◆ WRITTEN TASK
Images should be left out, and everything else in the listing reproduced exactly.

◆ DATA SUPPLIED
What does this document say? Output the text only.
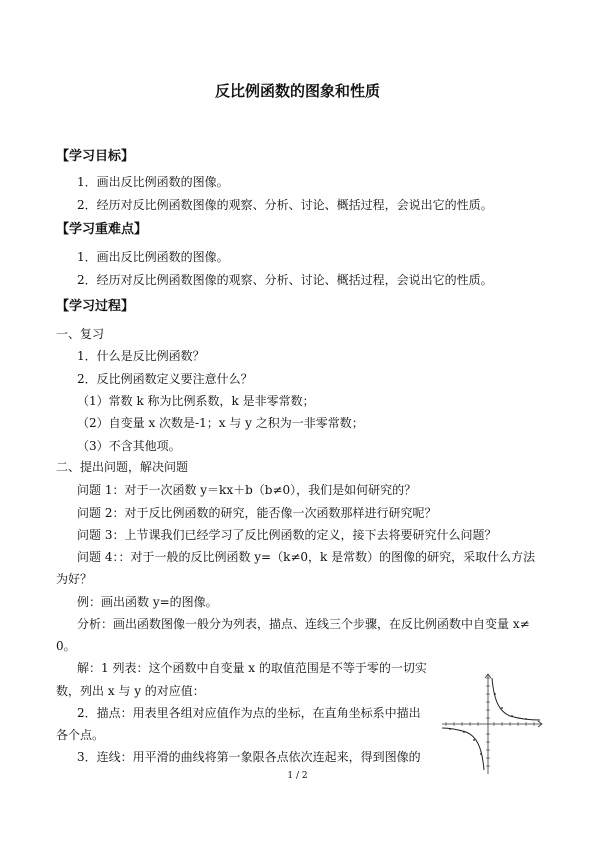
反比例函数的图象和性质
【学习目标】
1．画出反比例函数的图像。
2．经历对反比例函数图像的观察、分析、讨论、概括过程，会说出它的性质。
【学习重难点】
1．画出反比例函数的图像。
2．经历对反比例函数图像的观察、分析、讨论、概括过程，会说出它的性质。
【学习过程】
一、复习
1．什么是反比例函数？
2．反比例函数定义要注意什么？
（1）常数 k 称为比例系数，k 是非零常数；
（2）自变量 x 次数是-1；x 与 y 之积为一非零常数；
（3）不含其他项。
二、提出问题，解决问题
问题 1：对于一次函数 y＝kx＋b（b≠0），我们是如何研究的？
问题 2：对于反比例函数的研究，能否像一次函数那样进行研究呢？
问题 3：上节课我们已经学习了反比例函数的定义，接下去将要研究什么问题？
问题 4：：对于一般的反比例函数 y=（k≠0，k 是常数）的图像的研究，采取什么方法
为好？
例：画出函数 y=的图像。
分析：画出函数图像一般分为列表，描点、连线三个步骤，在反比例函数中自变量 x≠
0。
解：1 列表：这个函数中自变量 x 的取值范围是不等于零的一切实
数，列出 x 与 y 的对应值：
2．描点：用表里各组对应值作为点的坐标，在直角坐标系中描出
各个点。
3．连线：用平滑的曲线将第一象限各点依次连起来，得到图像的
1 / 2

◆ ANSWER FOR THIS EXERCISE
What does this document say? Output the text only.
反比例函数的图象和性质
【学习目标】
1．画出反比例函数的图像。
2．经历对反比例函数图像的观察、分析、讨论、概括过程，会说出它的性质。
【学习重难点】
1．画出反比例函数的图像。
2．经历对反比例函数图像的观察、分析、讨论、概括过程，会说出它的性质。
【学习过程】
一、复习
1．什么是反比例函数？
2．反比例函数定义要注意什么？
（1）常数 k 称为比例系数，k 是非零常数；
（2）自变量 x 次数是-1；x 与 y 之积为一非零常数；
（3）不含其他项。
二、提出问题，解决问题
问题 1：对于一次函数 y＝kx＋b（b≠0），我们是如何研究的？
问题 2：对于反比例函数的研究，能否像一次函数那样进行研究呢？
问题 3：上节课我们已经学习了反比例函数的定义，接下去将要研究什么问题？
问题 4：：对于一般的反比例函数 y=（k≠0，k 是常数）的图像的研究，采取什么方法
为好？
例：画出函数 y=的图像。
分析：画出函数图像一般分为列表，描点、连线三个步骤，在反比例函数中自变量 x≠
0。
解：1 列表：这个函数中自变量 x 的取值范围是不等于零的一切实
数，列出 x 与 y 的对应值：
2．描点：用表里各组对应值作为点的坐标，在直角坐标系中描出
各个点。
3．连线：用平滑的曲线将第一象限各点依次连起来，得到图像的
1 / 2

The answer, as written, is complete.